### Input material
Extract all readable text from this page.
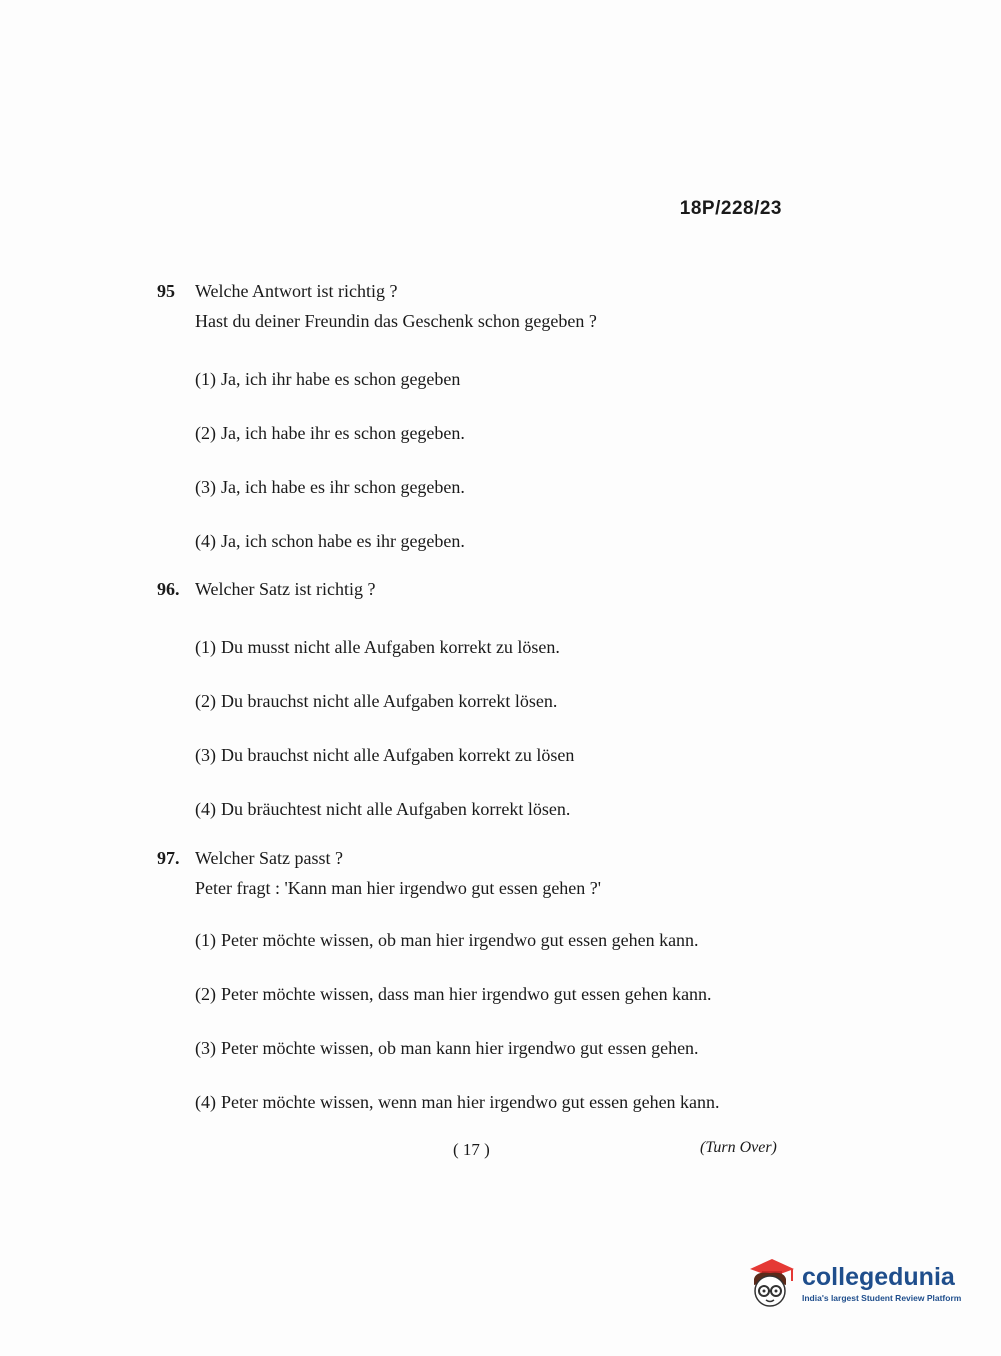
18P/228/23
95	Welche Antwort ist richtig ?
Hast du deiner Freundin das Geschenk schon gegeben ?
(1) Ja, ich ihr habe es schon gegeben
(2) Ja, ich habe ihr es schon gegeben.
(3) Ja, ich habe es ihr schon gegeben.
(4) Ja, ich schon habe es ihr gegeben.
96. Welcher Satz ist richtig ?
(1) Du musst nicht alle Aufgaben korrekt zu lösen.
(2) Du brauchst nicht alle Aufgaben korrekt lösen.
(3) Du brauchst nicht alle Aufgaben korrekt zu lösen
(4) Du bräuchtest nicht alle Aufgaben korrekt lösen.
97. Welcher Satz passt ?
Peter fragt : 'Kann man hier irgendwo gut essen gehen ?'
(1) Peter möchte wissen, ob man hier irgendwo gut essen gehen kann.
(2) Peter möchte wissen, dass man hier irgendwo gut essen gehen kann.
(3) Peter möchte wissen, ob man kann hier irgendwo gut essen gehen.
(4) Peter möchte wissen, wenn man hier irgendwo gut essen gehen kann.
( 17 )	(Turn Over)
collegedunia
India's largest Student Review Platform
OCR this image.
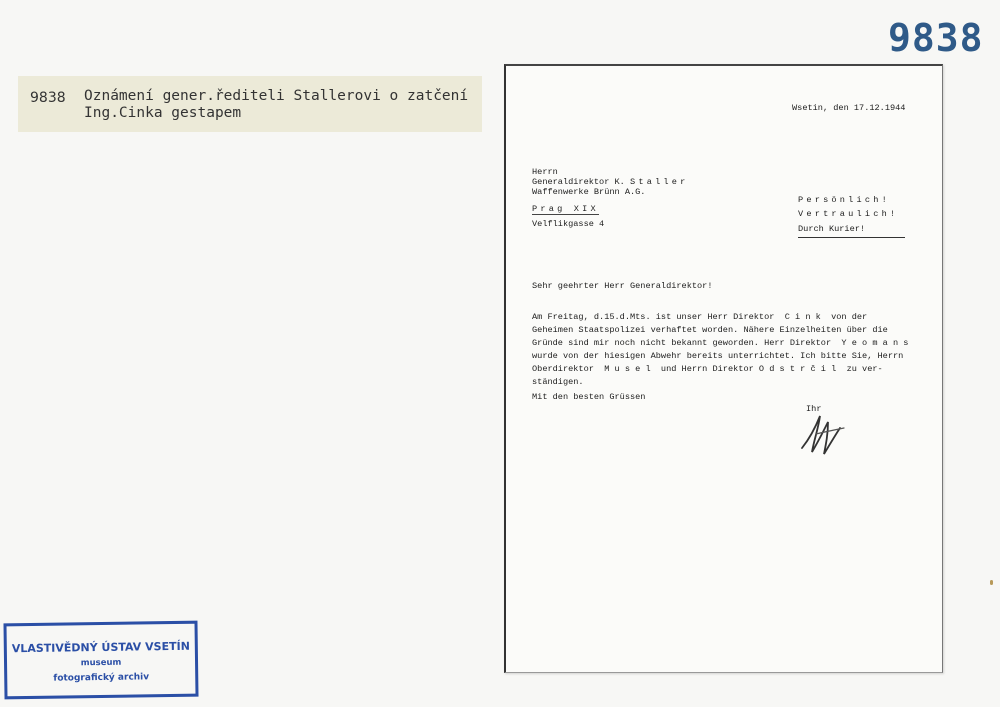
9838
9838 Oznámení gener.řediteli Stallerovi o zatčení
Ing.Cinka gestapem	Wsetin, den 17.12.1944
Herrn
Generaldirektor K. Staller
Waffenwerke Brünn A.G.
Prag XIX
Velflikgasse 4
Persönlich!
Vertraulich!
Durch Kurier!
Sehr geehrter Herr Generaldirektor!
Am Freitag, d.15.d.Mts. ist unser Herr Direktor  C i n k  von der
Geheimen Staatspolizei verhaftet worden. Nähere Einzelheiten über die
Gründe sind mir noch nicht bekannt geworden. Herr Direktor  Y e o m a n s
wurde von der hiesigen Abwehr bereits unterrichtet. Ich bitte Sie, Herrn
Oberdirektor  M u s e l  und Herrn Direktor O d s t r č i l  zu ver-
ständigen.
Mit den besten Grüssen
Ihr
VLASTIVĚDNÝ ÚSTAV VSETÍN
museum
fotografický archiv
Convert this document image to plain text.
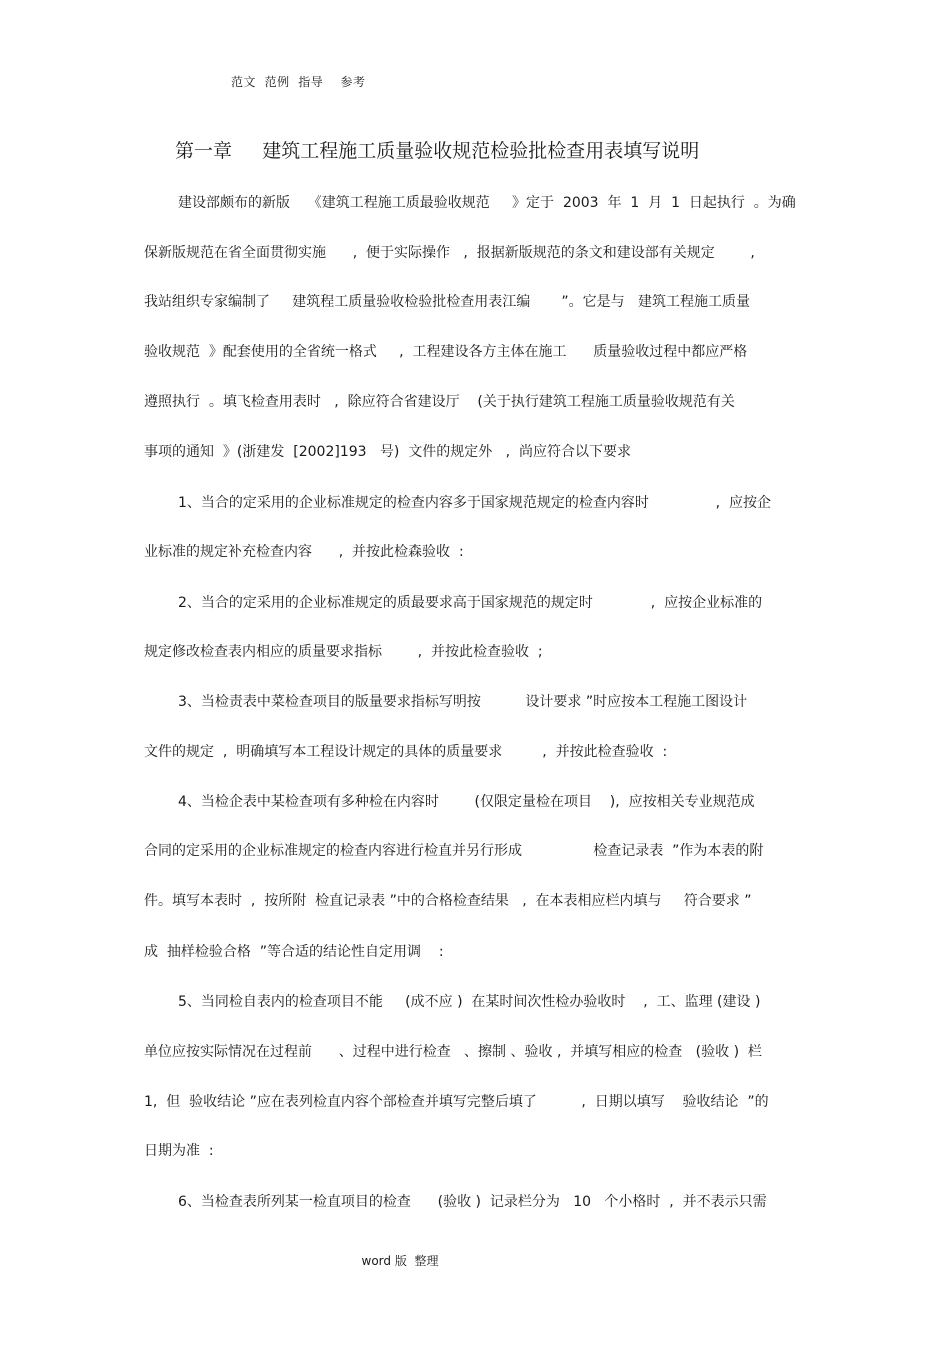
范文  范例  指导    参考
第一章     建筑工程施工质量验收规范检验批检查用表填写说明
建设部颇布的新版    《建筑工程施工质最验收规范     》定于  2003  年  1  月  1  日起执行  。为确
保新版规范在省全面贯彻实施      ,  便于实际操作   ,  报据新版规范的条文和建设部有关规定        ,
我站组织专家编制了     建筑程工质量验收检验批检查用表江编       ”。它是与   建筑工程施工质量
验收规范  》配套使用的全省统一格式     ,  工程建设各方主体在施工      质量验收过程中都应严格
遵照执行  。填飞检查用表时   ,  除应符合省建设厅    (关于执行建筑工程施工质量验收规范有关
事项的通知  》(浙建发  [2002]193   号)  文件的规定外   ,  尚应符合以下要求
1、当合的定采用的企业标准规定的检查内容多于国家规范规定的检查内容时               ,  应按企
业标准的规定补充检查内容      ,  并按此检森验收  :
2、当合的定采用的企业标准规定的质最要求高于国家规范的规定时             ,  应按企业标准的
规定修改检查表内相应的质量要求指标        ,  并按此检查验收  ;
3、当检责表中菜检查项目的版量要求指标写明按          设计要求 ”时应按本工程施工图设计
文件的规定  ,  明确填写本工程设计规定的具体的质量要求         ,  并按此检查验收  :
4、当检企表中某检查项有多种检在内容时        (仅限定量检在项目    ),  应按相关专业规范成
合同的定采用的企业标准规定的检查内容进行检直并另行形成                检查记录表  ”作为本表的附
件。填写本表时  ,  按所附  检直记录表 ”中的合格检查结果   ,  在本表相应栏内填与     符合要求 ”
成  抽样检验合格  ”等合适的结论性自定用调    :
5、当同检自表内的检查项目不能     (成不应 )  在某时间次性检办验收时    ,  工、监理 (建设 )
单位应按实际情况在过程前      、过程中进行检查   、擦制 、验收 ,  并填写相应的检查   (验收 )  栏
1,  但  验收结论 ”应在表列检直内容个部检查并填写完整后填了          ,  日期以填写    验收结论  ”的
日期为准  :
6、当检查表所列某一检直项目的检查      (验收 )  记录栏分为   10   个小格时  ,  并不表示只需
word 版  整理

### Problem
In your copy, leave out the pictures and reproduce the material above exactly.

### Full answer
Extract all readable text from this page.
18P/228/23
95	Welche Antwort ist richtig ?
Hast du deiner Freundin das Geschenk schon gegeben ?
(1) Ja, ich ihr habe es schon gegeben
(2) Ja, ich habe ihr es schon gegeben.
(3) Ja, ich habe es ihr schon gegeben.
(4) Ja, ich schon habe es ihr gegeben.
96. Welcher Satz ist richtig ?
(1) Du musst nicht alle Aufgaben korrekt zu lösen.
(2) Du brauchst nicht alle Aufgaben korrekt lösen.
(3) Du brauchst nicht alle Aufgaben korrekt zu lösen
(4) Du bräuchtest nicht alle Aufgaben korrekt lösen.
97. Welcher Satz passt ?
Peter fragt : 'Kann man hier irgendwo gut essen gehen ?'
(1) Peter möchte wissen, ob man hier irgendwo gut essen gehen kann.
(2) Peter möchte wissen, dass man hier irgendwo gut essen gehen kann.
(3) Peter möchte wissen, ob man kann hier irgendwo gut essen gehen.
(4) Peter möchte wissen, wenn man hier irgendwo gut essen gehen kann.
( 17 )	(Turn Over)
collegedunia
India's largest Student Review Platform
OCR this image.
9838
9838 Oznámení gener.řediteli Stallerovi o zatčení
Ing.Cinka gestapem	Wsetin, den 17.12.1944
Herrn
Generaldirektor K. Staller
Waffenwerke Brünn A.G.
Prag XIX
Velflikgasse 4
Persönlich!
Vertraulich!
Durch Kurier!
Sehr geehrter Herr Generaldirektor!
Am Freitag, d.15.d.Mts. ist unser Herr Direktor  C i n k  von der
Geheimen Staatspolizei verhaftet worden. Nähere Einzelheiten über die
Gründe sind mir noch nicht bekannt geworden. Herr Direktor  Y e o m a n s
wurde von der hiesigen Abwehr bereits unterrichtet. Ich bitte Sie, Herrn
Oberdirektor  M u s e l  und Herrn Direktor O d s t r č i l  zu ver-
ständigen.
Mit den besten Grüssen
Ihr
VLASTIVĚDNÝ ÚSTAV VSETÍN
museum
fotografický archiv
Convert this document image to plain text.
范文  范例  指导    参考
第一章     建筑工程施工质量验收规范检验批检查用表填写说明
建设部颇布的新版    《建筑工程施工质最验收规范     》定于  2003  年  1  月  1  日起执行  。为确
保新版规范在省全面贯彻实施      ,  便于实际操作   ,  报据新版规范的条文和建设部有关规定        ,
我站组织专家编制了     建筑程工质量验收检验批检查用表江编       ”。它是与   建筑工程施工质量
验收规范  》配套使用的全省统一格式     ,  工程建设各方主体在施工      质量验收过程中都应严格
遵照执行  。填飞检查用表时   ,  除应符合省建设厅    (关于执行建筑工程施工质量验收规范有关
事项的通知  》(浙建发  [2002]193   号)  文件的规定外   ,  尚应符合以下要求
1、当合的定采用的企业标准规定的检查内容多于国家规范规定的检查内容时               ,  应按企
业标准的规定补充检查内容      ,  并按此检森验收  :
2、当合的定采用的企业标准规定的质最要求高于国家规范的规定时             ,  应按企业标准的
规定修改检查表内相应的质量要求指标        ,  并按此检查验收  ;
3、当检责表中菜检查项目的版量要求指标写明按          设计要求 ”时应按本工程施工图设计
文件的规定  ,  明确填写本工程设计规定的具体的质量要求         ,  并按此检查验收  :
4、当检企表中某检查项有多种检在内容时        (仅限定量检在项目    ),  应按相关专业规范成
合同的定采用的企业标准规定的检查内容进行检直并另行形成                检查记录表  ”作为本表的附
件。填写本表时  ,  按所附  检直记录表 ”中的合格检查结果   ,  在本表相应栏内填与     符合要求 ”
成  抽样检验合格  ”等合适的结论性自定用调    :
5、当同检自表内的检查项目不能     (成不应 )  在某时间次性检办验收时    ,  工、监理 (建设 )
单位应按实际情况在过程前      、过程中进行检查   、擦制 、验收 ,  并填写相应的检查   (验收 )  栏
1,  但  验收结论 ”应在表列检直内容个部检查并填写完整后填了          ,  日期以填写    验收结论  ”的
日期为准  :
6、当检查表所列某一检直项目的检查      (验收 )  记录栏分为   10   个小格时  ,  并不表示只需
word 版  整理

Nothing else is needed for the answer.